» RECORDS PROVIDED
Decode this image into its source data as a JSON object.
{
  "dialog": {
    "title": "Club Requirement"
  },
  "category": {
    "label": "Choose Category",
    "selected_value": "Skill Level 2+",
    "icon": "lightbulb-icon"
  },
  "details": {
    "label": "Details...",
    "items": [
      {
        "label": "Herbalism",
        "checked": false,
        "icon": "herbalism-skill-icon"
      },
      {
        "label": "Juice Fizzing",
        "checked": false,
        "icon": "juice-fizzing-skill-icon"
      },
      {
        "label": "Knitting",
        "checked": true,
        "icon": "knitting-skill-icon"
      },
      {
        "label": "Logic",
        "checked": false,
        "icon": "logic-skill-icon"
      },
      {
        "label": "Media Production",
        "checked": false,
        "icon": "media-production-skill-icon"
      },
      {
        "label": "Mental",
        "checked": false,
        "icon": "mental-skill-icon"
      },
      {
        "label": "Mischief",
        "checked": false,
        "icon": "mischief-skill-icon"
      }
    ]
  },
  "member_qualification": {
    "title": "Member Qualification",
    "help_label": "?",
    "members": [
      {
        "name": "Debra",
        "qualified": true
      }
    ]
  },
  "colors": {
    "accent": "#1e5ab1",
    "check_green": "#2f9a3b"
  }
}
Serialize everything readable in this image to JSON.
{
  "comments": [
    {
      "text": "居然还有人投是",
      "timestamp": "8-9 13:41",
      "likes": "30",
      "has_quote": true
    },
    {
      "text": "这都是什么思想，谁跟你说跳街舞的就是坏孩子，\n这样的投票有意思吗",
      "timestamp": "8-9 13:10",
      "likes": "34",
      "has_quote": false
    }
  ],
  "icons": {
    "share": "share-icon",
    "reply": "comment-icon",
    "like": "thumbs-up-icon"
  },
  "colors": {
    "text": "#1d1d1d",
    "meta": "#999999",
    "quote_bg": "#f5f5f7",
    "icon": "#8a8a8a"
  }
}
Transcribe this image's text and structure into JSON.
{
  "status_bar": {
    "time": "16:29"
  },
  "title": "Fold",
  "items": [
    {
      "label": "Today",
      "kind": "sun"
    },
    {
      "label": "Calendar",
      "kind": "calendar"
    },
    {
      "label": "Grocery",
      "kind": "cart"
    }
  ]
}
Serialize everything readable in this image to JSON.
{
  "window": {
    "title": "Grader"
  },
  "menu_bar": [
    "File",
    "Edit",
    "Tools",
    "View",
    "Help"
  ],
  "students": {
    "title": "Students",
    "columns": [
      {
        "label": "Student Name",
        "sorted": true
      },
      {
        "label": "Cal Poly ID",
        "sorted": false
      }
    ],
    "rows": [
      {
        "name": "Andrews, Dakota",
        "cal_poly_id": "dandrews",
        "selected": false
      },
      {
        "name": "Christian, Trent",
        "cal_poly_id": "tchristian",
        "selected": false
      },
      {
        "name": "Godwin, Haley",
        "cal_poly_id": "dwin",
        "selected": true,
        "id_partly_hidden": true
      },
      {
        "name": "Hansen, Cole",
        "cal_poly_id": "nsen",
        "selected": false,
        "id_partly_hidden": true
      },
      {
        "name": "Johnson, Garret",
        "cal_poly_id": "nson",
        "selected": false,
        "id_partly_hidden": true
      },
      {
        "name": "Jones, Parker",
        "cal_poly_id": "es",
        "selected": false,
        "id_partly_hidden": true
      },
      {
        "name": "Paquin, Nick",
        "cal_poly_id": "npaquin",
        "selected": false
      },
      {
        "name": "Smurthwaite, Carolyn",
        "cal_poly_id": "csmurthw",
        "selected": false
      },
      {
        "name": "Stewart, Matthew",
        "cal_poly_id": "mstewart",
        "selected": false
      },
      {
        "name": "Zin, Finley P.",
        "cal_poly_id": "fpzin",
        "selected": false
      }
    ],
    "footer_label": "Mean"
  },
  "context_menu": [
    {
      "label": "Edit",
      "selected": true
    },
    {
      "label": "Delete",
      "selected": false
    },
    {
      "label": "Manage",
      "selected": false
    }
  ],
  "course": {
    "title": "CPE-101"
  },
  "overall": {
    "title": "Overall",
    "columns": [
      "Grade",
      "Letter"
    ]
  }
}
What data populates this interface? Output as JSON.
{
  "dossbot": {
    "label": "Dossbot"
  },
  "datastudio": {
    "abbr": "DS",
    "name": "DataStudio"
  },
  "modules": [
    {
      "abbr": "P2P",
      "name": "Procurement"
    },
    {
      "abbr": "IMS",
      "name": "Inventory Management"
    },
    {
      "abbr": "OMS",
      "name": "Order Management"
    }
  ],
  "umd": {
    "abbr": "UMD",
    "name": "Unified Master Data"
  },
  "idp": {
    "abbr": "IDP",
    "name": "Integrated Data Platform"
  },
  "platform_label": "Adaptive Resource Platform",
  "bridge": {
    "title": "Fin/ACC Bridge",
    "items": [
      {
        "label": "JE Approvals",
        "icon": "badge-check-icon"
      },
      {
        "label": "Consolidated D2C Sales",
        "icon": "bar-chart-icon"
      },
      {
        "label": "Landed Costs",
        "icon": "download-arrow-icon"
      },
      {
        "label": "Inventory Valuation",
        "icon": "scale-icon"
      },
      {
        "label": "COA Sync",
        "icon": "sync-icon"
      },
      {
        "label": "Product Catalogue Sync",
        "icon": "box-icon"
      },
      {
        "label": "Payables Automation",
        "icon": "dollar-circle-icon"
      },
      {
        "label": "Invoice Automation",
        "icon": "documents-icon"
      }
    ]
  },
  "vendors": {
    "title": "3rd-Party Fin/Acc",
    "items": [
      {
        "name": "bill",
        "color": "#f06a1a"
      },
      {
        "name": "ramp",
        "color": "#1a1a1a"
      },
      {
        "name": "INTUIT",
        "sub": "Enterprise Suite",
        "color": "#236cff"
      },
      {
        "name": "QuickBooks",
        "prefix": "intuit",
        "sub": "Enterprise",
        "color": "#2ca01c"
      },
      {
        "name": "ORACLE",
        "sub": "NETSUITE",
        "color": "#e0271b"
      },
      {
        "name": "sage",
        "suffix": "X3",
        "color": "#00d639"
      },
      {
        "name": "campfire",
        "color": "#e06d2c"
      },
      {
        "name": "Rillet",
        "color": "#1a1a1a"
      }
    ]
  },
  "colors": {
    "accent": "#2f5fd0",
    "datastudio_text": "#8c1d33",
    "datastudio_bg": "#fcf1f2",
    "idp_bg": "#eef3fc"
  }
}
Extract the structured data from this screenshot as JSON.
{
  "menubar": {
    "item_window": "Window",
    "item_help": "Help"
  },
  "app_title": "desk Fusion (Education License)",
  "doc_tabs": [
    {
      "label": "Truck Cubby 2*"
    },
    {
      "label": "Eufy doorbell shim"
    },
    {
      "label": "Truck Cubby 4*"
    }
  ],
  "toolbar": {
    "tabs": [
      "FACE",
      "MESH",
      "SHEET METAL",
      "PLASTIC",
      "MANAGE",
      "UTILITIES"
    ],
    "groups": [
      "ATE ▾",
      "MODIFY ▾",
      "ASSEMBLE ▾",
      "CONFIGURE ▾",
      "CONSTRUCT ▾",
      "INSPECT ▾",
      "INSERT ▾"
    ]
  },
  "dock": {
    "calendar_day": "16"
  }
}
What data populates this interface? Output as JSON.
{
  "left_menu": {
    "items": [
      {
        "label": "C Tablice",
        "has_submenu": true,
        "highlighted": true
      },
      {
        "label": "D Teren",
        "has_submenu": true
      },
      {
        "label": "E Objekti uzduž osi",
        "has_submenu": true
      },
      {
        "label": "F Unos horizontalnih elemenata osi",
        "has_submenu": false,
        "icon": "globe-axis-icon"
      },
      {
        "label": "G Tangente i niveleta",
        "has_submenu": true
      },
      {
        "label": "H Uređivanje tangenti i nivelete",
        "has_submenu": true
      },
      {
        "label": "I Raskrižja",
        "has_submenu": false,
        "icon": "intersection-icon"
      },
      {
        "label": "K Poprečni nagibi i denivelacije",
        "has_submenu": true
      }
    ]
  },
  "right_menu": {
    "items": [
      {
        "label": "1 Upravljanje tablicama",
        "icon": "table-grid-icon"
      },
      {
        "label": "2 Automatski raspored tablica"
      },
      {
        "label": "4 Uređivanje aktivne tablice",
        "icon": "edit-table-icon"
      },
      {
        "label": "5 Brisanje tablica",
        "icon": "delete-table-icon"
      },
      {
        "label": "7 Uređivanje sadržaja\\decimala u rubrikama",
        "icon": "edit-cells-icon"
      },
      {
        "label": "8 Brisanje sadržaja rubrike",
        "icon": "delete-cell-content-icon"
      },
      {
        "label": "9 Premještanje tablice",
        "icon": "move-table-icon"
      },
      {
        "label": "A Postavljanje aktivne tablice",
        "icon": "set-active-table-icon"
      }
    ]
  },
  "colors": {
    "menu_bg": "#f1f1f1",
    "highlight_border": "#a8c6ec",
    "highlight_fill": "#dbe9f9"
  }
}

» TO BE DONE
Using the material above, copy every line in which the string "sadržaja" occurs.

» CORRECT RESULT
        "label": "7 Uređivanje sadržaja\\decimala u rubrikama",
        "label": "8 Brisanje sadržaja rubrike",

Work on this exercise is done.